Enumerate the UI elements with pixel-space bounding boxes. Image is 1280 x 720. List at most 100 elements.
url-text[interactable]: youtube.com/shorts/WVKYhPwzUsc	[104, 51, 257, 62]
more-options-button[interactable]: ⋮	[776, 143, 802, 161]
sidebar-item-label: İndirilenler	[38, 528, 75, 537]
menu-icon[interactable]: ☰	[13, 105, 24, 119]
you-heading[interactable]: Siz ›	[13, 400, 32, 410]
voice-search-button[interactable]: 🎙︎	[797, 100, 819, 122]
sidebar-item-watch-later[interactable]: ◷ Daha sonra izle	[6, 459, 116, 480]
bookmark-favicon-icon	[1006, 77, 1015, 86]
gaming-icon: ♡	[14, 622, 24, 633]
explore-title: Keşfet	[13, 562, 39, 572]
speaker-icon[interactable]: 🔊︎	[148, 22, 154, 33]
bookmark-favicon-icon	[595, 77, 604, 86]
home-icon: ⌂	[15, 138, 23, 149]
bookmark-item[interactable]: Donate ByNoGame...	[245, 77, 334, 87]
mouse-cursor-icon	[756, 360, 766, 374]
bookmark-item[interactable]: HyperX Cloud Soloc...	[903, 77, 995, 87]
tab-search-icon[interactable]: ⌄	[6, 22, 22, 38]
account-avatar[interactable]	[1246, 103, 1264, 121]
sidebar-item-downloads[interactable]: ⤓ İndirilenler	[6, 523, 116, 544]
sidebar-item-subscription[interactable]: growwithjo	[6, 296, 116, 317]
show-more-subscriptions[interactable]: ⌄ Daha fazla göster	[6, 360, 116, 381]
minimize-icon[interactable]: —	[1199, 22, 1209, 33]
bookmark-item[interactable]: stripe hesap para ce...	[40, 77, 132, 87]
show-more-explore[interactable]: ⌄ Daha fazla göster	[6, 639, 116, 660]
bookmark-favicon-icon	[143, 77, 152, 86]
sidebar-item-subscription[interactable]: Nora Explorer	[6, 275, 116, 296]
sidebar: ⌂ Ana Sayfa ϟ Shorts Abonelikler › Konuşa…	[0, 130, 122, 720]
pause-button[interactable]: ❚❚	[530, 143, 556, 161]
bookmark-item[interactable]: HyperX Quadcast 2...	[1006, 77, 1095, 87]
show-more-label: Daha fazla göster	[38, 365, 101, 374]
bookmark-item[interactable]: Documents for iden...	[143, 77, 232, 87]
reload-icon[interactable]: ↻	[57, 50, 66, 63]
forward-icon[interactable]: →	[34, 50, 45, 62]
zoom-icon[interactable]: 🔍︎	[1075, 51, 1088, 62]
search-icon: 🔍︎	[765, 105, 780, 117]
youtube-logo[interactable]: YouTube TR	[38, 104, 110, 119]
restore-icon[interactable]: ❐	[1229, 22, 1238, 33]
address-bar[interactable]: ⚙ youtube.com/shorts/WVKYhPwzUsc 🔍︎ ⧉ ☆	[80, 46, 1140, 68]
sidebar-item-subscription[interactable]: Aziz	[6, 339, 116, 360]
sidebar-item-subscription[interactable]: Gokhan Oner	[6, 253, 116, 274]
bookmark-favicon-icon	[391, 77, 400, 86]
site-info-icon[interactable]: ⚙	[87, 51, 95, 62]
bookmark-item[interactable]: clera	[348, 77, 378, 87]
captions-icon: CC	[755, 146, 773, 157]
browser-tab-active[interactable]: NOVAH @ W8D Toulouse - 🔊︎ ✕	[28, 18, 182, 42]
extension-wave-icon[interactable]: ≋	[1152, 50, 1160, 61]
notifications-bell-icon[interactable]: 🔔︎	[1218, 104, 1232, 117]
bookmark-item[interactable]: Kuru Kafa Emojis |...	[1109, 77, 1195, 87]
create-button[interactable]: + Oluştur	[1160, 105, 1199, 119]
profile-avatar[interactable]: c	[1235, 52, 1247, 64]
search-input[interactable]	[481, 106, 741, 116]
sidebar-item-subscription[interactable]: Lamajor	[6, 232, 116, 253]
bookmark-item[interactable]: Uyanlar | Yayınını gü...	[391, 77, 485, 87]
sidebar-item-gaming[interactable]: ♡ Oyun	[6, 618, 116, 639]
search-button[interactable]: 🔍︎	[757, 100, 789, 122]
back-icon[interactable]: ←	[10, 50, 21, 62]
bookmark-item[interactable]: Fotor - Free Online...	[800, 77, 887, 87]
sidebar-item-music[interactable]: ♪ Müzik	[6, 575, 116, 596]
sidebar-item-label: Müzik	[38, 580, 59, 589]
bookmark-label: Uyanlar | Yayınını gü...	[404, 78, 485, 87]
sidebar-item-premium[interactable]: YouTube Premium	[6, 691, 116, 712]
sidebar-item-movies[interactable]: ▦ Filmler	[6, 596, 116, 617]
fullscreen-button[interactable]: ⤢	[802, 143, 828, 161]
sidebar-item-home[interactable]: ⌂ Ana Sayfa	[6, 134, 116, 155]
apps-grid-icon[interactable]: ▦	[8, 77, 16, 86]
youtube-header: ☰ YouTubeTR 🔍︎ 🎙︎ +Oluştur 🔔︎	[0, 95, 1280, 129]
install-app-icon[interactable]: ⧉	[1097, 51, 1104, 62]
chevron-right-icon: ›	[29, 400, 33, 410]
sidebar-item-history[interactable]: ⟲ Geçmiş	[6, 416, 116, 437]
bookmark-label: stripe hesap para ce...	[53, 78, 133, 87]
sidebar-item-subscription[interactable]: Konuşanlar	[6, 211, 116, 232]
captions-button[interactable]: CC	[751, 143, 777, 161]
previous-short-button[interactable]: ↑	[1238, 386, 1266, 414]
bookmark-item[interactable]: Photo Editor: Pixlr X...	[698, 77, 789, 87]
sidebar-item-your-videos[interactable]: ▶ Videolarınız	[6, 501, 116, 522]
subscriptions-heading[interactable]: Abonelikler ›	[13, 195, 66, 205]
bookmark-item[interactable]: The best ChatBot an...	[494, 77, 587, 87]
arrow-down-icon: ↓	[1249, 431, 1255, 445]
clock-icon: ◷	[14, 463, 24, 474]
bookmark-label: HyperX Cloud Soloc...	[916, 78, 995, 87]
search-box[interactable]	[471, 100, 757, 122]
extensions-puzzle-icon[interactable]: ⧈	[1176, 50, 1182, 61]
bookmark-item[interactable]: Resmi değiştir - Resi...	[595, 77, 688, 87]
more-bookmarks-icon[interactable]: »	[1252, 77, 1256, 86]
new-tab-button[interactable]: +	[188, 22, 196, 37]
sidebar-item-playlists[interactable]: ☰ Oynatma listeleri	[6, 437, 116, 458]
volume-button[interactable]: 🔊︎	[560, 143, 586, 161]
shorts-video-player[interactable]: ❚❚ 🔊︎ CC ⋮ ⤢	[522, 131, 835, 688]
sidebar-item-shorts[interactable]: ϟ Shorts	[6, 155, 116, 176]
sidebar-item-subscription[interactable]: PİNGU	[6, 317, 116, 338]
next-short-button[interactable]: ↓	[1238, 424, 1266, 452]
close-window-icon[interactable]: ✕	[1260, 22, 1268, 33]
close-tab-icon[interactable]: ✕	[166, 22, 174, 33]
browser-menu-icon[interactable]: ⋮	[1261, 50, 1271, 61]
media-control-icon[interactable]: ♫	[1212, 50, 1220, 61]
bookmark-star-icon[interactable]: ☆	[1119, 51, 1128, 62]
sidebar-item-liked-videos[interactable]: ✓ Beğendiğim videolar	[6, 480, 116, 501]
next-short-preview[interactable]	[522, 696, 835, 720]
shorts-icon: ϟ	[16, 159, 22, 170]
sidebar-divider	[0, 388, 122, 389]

..........

Rewrite all the records, putting "bookmark-link" wherever "bookmark-item" occurs and leaving every other character unchanged.

Enumerate the UI elements with pixel-space bounding boxes. Image is 1280 x 720. List at most 100 elements.
url-text[interactable]: youtube.com/shorts/WVKYhPwzUsc	[104, 51, 257, 62]
more-options-button[interactable]: ⋮	[776, 143, 802, 161]
sidebar-item-label: İndirilenler	[38, 528, 75, 537]
menu-icon[interactable]: ☰	[13, 105, 24, 119]
you-heading[interactable]: Siz ›	[13, 400, 32, 410]
voice-search-button[interactable]: 🎙︎	[797, 100, 819, 122]
sidebar-item-watch-later[interactable]: ◷ Daha sonra izle	[6, 459, 116, 480]
bookmark-favicon-icon	[1006, 77, 1015, 86]
gaming-icon: ♡	[14, 622, 24, 633]
explore-title: Keşfet	[13, 562, 39, 572]
speaker-icon[interactable]: 🔊︎	[148, 22, 154, 33]
bookmark-favicon-icon	[595, 77, 604, 86]
home-icon: ⌂	[15, 138, 23, 149]
bookmark-link[interactable]: Donate ByNoGame...	[245, 77, 334, 87]
mouse-cursor-icon	[756, 360, 766, 374]
bookmark-link[interactable]: HyperX Cloud Soloc...	[903, 77, 995, 87]
tab-search-icon[interactable]: ⌄	[6, 22, 22, 38]
account-avatar[interactable]	[1246, 103, 1264, 121]
sidebar-item-downloads[interactable]: ⤓ İndirilenler	[6, 523, 116, 544]
sidebar-item-subscription[interactable]: growwithjo	[6, 296, 116, 317]
show-more-subscriptions[interactable]: ⌄ Daha fazla göster	[6, 360, 116, 381]
minimize-icon[interactable]: —	[1199, 22, 1209, 33]
bookmark-link[interactable]: stripe hesap para ce...	[40, 77, 132, 87]
show-more-explore[interactable]: ⌄ Daha fazla göster	[6, 639, 116, 660]
bookmark-favicon-icon	[143, 77, 152, 86]
sidebar-item-subscription[interactable]: Nora Explorer	[6, 275, 116, 296]
sidebar: ⌂ Ana Sayfa ϟ Shorts Abonelikler › Konuşa…	[0, 130, 122, 720]
pause-button[interactable]: ❚❚	[530, 143, 556, 161]
bookmark-link[interactable]: HyperX Quadcast 2...	[1006, 77, 1095, 87]
show-more-label: Daha fazla göster	[38, 365, 101, 374]
bookmark-link[interactable]: Documents for iden...	[143, 77, 232, 87]
reload-icon[interactable]: ↻	[57, 50, 66, 63]
forward-icon[interactable]: →	[34, 50, 45, 62]
zoom-icon[interactable]: 🔍︎	[1075, 51, 1088, 62]
search-icon: 🔍︎	[765, 105, 780, 117]
youtube-logo[interactable]: YouTube TR	[38, 104, 110, 119]
restore-icon[interactable]: ❐	[1229, 22, 1238, 33]
address-bar[interactable]: ⚙ youtube.com/shorts/WVKYhPwzUsc 🔍︎ ⧉ ☆	[80, 46, 1140, 68]
sidebar-item-subscription[interactable]: Aziz	[6, 339, 116, 360]
sidebar-item-subscription[interactable]: Gokhan Oner	[6, 253, 116, 274]
bookmark-favicon-icon	[391, 77, 400, 86]
site-info-icon[interactable]: ⚙	[87, 51, 95, 62]
bookmark-link[interactable]: clera	[348, 77, 378, 87]
captions-icon: CC	[755, 146, 773, 157]
browser-tab-active[interactable]: NOVAH @ W8D Toulouse - 🔊︎ ✕	[28, 18, 182, 42]
extension-wave-icon[interactable]: ≋	[1152, 50, 1160, 61]
notifications-bell-icon[interactable]: 🔔︎	[1218, 104, 1232, 117]
bookmark-link[interactable]: Kuru Kafa Emojis |...	[1109, 77, 1195, 87]
create-button[interactable]: + Oluştur	[1160, 105, 1199, 119]
profile-avatar[interactable]: c	[1235, 52, 1247, 64]
search-input[interactable]	[481, 106, 741, 116]
sidebar-item-subscription[interactable]: Lamajor	[6, 232, 116, 253]
bookmark-link[interactable]: Uyanlar | Yayınını gü...	[391, 77, 485, 87]
sidebar-item-gaming[interactable]: ♡ Oyun	[6, 618, 116, 639]
search-button[interactable]: 🔍︎	[757, 100, 789, 122]
back-icon[interactable]: ←	[10, 50, 21, 62]
bookmark-link[interactable]: Fotor - Free Online...	[800, 77, 887, 87]
sidebar-item-music[interactable]: ♪ Müzik	[6, 575, 116, 596]
sidebar-item-label: Müzik	[38, 580, 59, 589]
bookmark-label: Uyanlar | Yayınını gü...	[404, 78, 485, 87]
sidebar-item-premium[interactable]: YouTube Premium	[6, 691, 116, 712]
sidebar-item-movies[interactable]: ▦ Filmler	[6, 596, 116, 617]
fullscreen-button[interactable]: ⤢	[802, 143, 828, 161]
sidebar-item-home[interactable]: ⌂ Ana Sayfa	[6, 134, 116, 155]
apps-grid-icon[interactable]: ▦	[8, 77, 16, 86]
youtube-header: ☰ YouTubeTR 🔍︎ 🎙︎ +Oluştur 🔔︎	[0, 95, 1280, 129]
install-app-icon[interactable]: ⧉	[1097, 51, 1104, 62]
chevron-right-icon: ›	[29, 400, 33, 410]
sidebar-item-history[interactable]: ⟲ Geçmiş	[6, 416, 116, 437]
bookmark-label: stripe hesap para ce...	[53, 78, 133, 87]
sidebar-item-subscription[interactable]: Konuşanlar	[6, 211, 116, 232]
captions-button[interactable]: CC	[751, 143, 777, 161]
previous-short-button[interactable]: ↑	[1238, 386, 1266, 414]
bookmark-link[interactable]: Photo Editor: Pixlr X...	[698, 77, 789, 87]
sidebar-item-your-videos[interactable]: ▶ Videolarınız	[6, 501, 116, 522]
subscriptions-heading[interactable]: Abonelikler ›	[13, 195, 66, 205]
bookmark-link[interactable]: The best ChatBot an...	[494, 77, 587, 87]
arrow-down-icon: ↓	[1249, 431, 1255, 445]
clock-icon: ◷	[14, 463, 24, 474]
bookmark-label: HyperX Cloud Soloc...	[916, 78, 995, 87]
search-box[interactable]	[471, 100, 757, 122]
extensions-puzzle-icon[interactable]: ⧈	[1176, 50, 1182, 61]
bookmark-link[interactable]: Resmi değiştir - Resi...	[595, 77, 688, 87]
more-bookmarks-icon[interactable]: »	[1252, 77, 1256, 86]
new-tab-button[interactable]: +	[188, 22, 196, 37]
sidebar-item-playlists[interactable]: ☰ Oynatma listeleri	[6, 437, 116, 458]
volume-button[interactable]: 🔊︎	[560, 143, 586, 161]
shorts-video-player[interactable]: ❚❚ 🔊︎ CC ⋮ ⤢	[522, 131, 835, 688]
sidebar-item-shorts[interactable]: ϟ Shorts	[6, 155, 116, 176]
sidebar-item-subscription[interactable]: PİNGU	[6, 317, 116, 338]
next-short-button[interactable]: ↓	[1238, 424, 1266, 452]
close-window-icon[interactable]: ✕	[1260, 22, 1268, 33]
close-tab-icon[interactable]: ✕	[166, 22, 174, 33]
browser-menu-icon[interactable]: ⋮	[1261, 50, 1271, 61]
media-control-icon[interactable]: ♫	[1212, 50, 1220, 61]
bookmark-star-icon[interactable]: ☆	[1119, 51, 1128, 62]
sidebar-item-liked-videos[interactable]: ✓ Beğendiğim videolar	[6, 480, 116, 501]
next-short-preview[interactable]	[522, 696, 835, 720]
shorts-icon: ϟ	[16, 159, 22, 170]
sidebar-divider	[0, 388, 122, 389]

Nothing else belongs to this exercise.